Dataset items
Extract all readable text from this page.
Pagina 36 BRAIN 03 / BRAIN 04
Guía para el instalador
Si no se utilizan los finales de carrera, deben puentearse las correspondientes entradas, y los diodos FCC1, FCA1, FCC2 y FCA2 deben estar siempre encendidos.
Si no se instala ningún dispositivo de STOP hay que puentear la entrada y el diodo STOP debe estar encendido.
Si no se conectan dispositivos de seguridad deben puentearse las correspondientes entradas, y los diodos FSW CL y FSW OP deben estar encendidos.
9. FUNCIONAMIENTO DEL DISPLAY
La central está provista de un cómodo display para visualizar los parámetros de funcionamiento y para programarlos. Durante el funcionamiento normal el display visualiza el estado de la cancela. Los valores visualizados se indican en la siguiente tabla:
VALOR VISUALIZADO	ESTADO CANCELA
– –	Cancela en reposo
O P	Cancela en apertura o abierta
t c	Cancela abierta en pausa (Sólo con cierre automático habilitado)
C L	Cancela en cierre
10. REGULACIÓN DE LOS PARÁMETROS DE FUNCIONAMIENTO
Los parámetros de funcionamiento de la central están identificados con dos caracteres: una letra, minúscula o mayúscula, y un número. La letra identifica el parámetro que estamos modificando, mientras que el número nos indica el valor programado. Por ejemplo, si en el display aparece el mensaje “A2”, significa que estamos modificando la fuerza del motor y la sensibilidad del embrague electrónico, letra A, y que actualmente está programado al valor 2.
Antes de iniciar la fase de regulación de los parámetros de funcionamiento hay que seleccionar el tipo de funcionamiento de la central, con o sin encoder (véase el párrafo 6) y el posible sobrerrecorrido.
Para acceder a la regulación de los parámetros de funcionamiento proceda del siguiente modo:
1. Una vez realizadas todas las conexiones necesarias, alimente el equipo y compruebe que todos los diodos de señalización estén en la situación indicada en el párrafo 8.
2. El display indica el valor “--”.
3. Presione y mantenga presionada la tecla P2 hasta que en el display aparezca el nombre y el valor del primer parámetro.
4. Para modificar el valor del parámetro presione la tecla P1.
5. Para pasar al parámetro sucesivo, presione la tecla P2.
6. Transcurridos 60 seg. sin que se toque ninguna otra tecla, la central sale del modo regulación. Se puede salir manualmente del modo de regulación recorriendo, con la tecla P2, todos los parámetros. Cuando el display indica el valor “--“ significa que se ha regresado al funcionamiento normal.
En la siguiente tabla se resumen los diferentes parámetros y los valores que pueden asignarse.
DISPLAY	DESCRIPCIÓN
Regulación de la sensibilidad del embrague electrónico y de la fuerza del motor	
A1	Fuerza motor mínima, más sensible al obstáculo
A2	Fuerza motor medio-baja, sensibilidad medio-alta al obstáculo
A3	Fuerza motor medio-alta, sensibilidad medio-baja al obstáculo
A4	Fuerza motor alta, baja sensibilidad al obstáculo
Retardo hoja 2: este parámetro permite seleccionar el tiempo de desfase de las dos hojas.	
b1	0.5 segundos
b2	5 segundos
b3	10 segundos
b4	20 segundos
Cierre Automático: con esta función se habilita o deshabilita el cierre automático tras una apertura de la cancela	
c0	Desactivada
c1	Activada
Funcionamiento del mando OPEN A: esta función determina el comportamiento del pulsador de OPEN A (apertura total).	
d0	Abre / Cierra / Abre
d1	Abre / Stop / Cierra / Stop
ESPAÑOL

> **BRIEF**: Going over the lines above, work out how many include "todos", then give only that number.

> **TASK RESPONSE**: 2